Reproduce this listing in full.

---------- Input for this task ----------

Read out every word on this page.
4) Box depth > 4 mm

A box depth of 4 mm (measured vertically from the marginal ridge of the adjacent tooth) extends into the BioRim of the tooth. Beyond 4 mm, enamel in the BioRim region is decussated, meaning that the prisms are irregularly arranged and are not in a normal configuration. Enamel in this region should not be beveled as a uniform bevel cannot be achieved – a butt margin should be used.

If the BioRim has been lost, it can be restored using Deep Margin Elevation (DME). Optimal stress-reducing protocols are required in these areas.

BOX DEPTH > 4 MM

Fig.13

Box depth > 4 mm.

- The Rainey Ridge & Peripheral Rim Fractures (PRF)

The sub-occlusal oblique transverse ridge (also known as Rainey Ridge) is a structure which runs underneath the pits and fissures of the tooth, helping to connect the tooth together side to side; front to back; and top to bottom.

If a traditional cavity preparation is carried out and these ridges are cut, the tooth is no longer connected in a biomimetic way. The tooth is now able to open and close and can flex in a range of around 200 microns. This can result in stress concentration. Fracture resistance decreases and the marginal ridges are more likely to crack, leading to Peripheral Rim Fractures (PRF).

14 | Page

----------

== Task answer ==
Read out every word on this page.
4) Box depth > 4 mm

A box depth of 4 mm (measured vertically from the marginal ridge of the adjacent tooth) extends into the BioRim of the tooth. Beyond 4 mm, enamel in the BioRim region is decussated, meaning that the prisms are irregularly arranged and are not in a normal configuration. Enamel in this region should not be beveled as a uniform bevel cannot be achieved – a butt margin should be used.

If the BioRim has been lost, it can be restored using Deep Margin Elevation (DME). Optimal stress-reducing protocols are required in these areas.

BOX DEPTH > 4 MM

Fig.13

Box depth > 4 mm.

- The Rainey Ridge & Peripheral Rim Fractures (PRF)

The sub-occlusal oblique transverse ridge (also known as Rainey Ridge) is a structure which runs underneath the pits and fissures of the tooth, helping to connect the tooth together side to side; front to back; and top to bottom.

If a traditional cavity preparation is carried out and these ridges are cut, the tooth is no longer connected in a biomimetic way. The tooth is now able to open and close and can flex in a range of around 200 microns. This can result in stress concentration. Fracture resistance decreases and the marginal ridges are more likely to crack, leading to Peripheral Rim Fractures (PRF).

14 | Page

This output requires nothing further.